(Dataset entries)
* * *

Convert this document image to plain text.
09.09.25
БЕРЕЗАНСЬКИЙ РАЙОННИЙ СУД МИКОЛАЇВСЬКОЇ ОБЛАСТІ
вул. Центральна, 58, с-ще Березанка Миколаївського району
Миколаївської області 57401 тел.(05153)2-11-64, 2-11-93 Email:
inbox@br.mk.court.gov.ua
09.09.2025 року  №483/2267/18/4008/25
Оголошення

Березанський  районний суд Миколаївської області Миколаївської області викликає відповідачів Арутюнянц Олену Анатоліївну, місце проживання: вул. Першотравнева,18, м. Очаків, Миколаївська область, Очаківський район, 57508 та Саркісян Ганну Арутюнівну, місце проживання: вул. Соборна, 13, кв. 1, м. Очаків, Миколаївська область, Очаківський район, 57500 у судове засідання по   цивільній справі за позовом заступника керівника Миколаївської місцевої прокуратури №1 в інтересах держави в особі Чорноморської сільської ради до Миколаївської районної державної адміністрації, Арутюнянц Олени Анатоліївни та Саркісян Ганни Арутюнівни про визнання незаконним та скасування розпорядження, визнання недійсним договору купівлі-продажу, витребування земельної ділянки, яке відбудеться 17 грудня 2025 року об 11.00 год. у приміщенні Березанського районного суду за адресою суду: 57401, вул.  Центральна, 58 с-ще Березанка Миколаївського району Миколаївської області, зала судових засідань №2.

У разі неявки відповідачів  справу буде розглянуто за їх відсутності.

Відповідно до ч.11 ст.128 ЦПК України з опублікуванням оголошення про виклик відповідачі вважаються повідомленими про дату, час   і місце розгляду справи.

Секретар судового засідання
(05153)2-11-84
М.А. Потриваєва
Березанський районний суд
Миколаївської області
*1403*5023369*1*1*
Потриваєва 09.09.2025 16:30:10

* * *

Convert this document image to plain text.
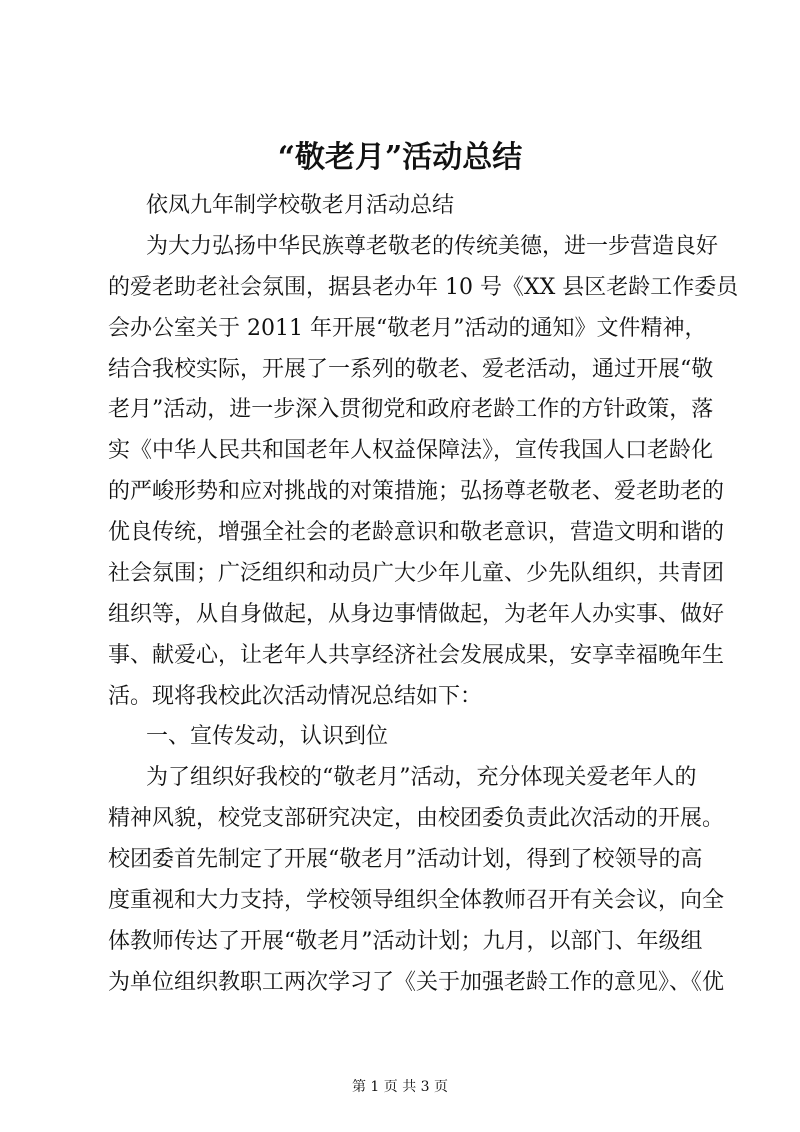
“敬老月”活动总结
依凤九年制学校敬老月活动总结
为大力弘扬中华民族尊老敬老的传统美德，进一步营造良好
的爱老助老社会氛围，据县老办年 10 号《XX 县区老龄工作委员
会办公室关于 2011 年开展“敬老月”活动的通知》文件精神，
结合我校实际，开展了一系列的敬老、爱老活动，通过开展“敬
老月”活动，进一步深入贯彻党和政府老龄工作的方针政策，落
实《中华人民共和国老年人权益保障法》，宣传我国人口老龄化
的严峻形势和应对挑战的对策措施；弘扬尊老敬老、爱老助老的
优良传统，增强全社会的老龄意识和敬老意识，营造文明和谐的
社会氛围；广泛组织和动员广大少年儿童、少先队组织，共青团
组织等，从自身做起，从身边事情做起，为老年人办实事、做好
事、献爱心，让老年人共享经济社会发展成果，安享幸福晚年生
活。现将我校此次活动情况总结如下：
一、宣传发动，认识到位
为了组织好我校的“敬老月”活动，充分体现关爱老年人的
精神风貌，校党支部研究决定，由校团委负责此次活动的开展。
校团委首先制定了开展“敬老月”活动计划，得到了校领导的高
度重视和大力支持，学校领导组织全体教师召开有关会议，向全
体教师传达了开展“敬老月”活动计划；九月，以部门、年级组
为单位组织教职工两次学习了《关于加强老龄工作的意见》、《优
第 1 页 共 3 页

* * *

§ Aim: Where a line in the entries holds the word "活动计划", copy that line.

§ The response:
校团委首先制定了开展“敬老月”活动计划，得到了校领导的高
体教师传达了开展“敬老月”活动计划；九月，以部门、年级组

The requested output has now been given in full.